In the entries below, how many lines contain "testigos"? Answer with the number and nothing else.

=== THE DATA ===

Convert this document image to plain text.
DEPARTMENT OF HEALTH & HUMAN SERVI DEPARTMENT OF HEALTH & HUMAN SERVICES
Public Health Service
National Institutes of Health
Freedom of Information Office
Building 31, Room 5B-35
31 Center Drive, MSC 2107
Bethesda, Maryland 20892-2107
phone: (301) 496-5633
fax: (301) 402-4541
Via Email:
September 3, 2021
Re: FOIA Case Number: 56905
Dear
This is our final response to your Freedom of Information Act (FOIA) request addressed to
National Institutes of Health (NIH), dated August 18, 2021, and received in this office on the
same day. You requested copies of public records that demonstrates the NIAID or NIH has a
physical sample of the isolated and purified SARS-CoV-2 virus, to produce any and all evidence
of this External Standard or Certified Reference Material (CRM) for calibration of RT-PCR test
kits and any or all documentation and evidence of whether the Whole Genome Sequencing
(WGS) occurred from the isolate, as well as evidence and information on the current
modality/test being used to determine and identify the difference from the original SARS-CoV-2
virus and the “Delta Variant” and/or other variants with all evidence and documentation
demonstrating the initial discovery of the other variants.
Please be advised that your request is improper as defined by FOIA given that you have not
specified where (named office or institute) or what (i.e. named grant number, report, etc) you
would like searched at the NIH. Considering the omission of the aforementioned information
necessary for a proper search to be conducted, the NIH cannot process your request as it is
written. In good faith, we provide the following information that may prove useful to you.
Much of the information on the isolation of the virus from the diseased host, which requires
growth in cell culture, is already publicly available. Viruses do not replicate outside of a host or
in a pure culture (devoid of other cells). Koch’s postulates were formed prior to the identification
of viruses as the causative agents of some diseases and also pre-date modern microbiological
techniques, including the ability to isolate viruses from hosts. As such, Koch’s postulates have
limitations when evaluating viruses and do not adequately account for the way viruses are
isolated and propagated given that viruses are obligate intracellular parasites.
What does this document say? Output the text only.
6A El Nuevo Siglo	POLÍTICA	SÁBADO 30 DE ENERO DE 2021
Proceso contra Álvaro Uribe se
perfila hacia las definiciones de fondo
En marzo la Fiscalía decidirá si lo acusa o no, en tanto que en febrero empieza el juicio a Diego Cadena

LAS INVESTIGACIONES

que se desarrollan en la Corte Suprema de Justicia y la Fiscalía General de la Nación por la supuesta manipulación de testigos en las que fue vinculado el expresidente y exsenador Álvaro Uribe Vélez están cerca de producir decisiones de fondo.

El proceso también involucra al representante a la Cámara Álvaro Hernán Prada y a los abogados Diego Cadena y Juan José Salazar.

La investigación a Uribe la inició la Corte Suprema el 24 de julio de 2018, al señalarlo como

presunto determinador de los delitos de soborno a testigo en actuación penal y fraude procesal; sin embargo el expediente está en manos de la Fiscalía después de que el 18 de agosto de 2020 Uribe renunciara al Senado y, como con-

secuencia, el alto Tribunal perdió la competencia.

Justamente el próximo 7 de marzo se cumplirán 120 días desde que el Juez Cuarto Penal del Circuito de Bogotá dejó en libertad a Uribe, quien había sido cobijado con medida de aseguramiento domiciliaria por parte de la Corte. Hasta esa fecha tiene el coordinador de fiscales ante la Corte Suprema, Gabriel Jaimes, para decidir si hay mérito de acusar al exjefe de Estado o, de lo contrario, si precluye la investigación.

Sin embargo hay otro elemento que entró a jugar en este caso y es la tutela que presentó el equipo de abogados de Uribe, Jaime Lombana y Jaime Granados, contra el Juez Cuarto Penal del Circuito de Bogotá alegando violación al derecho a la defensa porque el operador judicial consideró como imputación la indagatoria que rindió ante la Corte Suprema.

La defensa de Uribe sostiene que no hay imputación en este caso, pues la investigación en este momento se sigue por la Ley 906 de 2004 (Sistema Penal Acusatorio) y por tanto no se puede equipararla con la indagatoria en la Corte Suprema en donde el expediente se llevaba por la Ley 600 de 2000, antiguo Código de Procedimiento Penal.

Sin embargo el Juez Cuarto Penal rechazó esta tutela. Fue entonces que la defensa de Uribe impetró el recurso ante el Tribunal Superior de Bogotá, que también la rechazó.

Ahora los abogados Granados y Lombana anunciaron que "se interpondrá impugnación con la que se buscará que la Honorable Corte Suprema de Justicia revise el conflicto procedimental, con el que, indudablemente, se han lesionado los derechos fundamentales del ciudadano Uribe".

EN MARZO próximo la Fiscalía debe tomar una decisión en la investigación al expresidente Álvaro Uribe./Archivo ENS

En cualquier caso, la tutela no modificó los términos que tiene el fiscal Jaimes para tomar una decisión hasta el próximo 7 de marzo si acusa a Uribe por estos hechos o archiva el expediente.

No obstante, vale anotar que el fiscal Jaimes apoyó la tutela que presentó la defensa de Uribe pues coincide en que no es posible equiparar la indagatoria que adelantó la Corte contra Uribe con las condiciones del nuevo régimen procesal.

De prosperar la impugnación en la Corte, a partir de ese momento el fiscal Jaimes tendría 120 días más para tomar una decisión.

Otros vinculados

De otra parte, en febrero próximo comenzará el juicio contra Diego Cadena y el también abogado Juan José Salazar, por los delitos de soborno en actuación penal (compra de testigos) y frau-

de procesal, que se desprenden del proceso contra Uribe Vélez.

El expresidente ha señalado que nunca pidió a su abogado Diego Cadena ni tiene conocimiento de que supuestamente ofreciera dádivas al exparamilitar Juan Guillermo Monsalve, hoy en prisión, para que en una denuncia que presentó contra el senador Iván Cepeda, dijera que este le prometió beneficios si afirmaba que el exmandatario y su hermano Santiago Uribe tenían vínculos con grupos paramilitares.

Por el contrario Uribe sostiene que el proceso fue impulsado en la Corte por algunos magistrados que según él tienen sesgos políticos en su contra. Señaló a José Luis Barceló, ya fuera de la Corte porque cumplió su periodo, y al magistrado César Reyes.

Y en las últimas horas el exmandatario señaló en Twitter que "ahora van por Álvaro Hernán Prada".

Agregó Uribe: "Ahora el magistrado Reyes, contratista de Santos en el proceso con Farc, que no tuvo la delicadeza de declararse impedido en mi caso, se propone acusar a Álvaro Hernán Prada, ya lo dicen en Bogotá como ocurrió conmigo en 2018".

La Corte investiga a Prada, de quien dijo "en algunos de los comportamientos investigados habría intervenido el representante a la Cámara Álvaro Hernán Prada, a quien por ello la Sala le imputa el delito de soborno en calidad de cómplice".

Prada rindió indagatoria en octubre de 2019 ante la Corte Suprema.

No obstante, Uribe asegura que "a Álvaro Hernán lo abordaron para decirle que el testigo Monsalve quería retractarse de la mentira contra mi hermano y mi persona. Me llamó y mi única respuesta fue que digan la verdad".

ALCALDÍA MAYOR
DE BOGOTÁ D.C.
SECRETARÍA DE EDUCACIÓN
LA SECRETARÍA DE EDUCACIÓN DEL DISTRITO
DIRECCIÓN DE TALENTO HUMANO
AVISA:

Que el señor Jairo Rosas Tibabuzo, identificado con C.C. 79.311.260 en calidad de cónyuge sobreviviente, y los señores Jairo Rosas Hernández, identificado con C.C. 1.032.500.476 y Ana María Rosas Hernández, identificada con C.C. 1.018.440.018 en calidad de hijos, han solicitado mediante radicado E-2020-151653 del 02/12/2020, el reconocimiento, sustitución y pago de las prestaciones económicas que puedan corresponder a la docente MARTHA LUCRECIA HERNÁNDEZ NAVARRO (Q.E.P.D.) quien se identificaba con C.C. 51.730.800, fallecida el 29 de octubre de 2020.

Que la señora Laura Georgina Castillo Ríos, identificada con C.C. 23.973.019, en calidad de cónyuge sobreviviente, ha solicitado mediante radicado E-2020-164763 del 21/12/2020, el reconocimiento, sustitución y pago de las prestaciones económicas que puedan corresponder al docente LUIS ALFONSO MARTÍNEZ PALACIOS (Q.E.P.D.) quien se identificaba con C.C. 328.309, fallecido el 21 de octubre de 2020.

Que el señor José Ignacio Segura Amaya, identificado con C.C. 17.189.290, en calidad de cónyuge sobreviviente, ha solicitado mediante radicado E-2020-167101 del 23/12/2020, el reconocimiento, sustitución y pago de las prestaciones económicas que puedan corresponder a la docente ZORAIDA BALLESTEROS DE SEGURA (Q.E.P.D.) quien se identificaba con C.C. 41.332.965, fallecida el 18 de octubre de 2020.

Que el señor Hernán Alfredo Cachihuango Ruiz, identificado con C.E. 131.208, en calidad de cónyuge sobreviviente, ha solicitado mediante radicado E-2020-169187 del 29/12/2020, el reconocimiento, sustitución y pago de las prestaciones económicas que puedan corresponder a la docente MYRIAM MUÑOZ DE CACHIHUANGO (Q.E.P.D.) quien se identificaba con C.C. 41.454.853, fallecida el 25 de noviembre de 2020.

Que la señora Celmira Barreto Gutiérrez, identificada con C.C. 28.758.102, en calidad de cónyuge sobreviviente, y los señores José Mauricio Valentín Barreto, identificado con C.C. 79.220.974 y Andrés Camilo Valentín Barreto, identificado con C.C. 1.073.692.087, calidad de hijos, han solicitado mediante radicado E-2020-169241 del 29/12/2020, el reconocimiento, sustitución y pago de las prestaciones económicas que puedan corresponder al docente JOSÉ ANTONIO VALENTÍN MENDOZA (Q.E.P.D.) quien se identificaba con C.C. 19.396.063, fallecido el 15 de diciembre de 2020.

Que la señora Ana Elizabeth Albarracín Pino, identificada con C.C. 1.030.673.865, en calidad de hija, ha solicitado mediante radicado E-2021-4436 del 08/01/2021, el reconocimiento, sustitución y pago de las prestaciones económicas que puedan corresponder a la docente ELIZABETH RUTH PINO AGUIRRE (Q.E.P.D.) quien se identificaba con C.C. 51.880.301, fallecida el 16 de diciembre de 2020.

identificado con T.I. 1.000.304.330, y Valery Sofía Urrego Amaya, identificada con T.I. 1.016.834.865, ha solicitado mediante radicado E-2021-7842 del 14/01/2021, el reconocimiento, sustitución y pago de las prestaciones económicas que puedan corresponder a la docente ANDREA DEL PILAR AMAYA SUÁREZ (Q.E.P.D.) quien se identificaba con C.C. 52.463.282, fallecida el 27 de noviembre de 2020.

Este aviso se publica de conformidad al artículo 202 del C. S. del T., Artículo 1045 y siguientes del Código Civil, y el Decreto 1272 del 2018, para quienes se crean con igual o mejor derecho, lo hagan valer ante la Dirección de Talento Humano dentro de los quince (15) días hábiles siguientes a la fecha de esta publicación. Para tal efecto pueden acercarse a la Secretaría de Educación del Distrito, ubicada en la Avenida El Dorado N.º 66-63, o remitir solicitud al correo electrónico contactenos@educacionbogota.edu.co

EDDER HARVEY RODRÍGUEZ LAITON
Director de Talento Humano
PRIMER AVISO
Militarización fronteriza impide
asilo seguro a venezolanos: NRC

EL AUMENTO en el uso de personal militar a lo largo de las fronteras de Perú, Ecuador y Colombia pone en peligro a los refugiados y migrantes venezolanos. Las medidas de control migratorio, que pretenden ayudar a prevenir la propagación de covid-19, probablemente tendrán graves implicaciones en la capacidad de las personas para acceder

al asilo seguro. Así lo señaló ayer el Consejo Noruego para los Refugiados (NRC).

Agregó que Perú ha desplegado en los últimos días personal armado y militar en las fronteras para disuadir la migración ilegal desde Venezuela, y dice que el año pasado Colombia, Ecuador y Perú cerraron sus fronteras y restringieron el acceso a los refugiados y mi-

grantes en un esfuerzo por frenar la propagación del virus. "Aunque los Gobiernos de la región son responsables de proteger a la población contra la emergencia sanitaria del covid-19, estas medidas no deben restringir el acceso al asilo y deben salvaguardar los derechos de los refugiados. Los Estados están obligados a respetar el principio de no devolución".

===

- **ANSWER TO THIS PROBLEM**: 2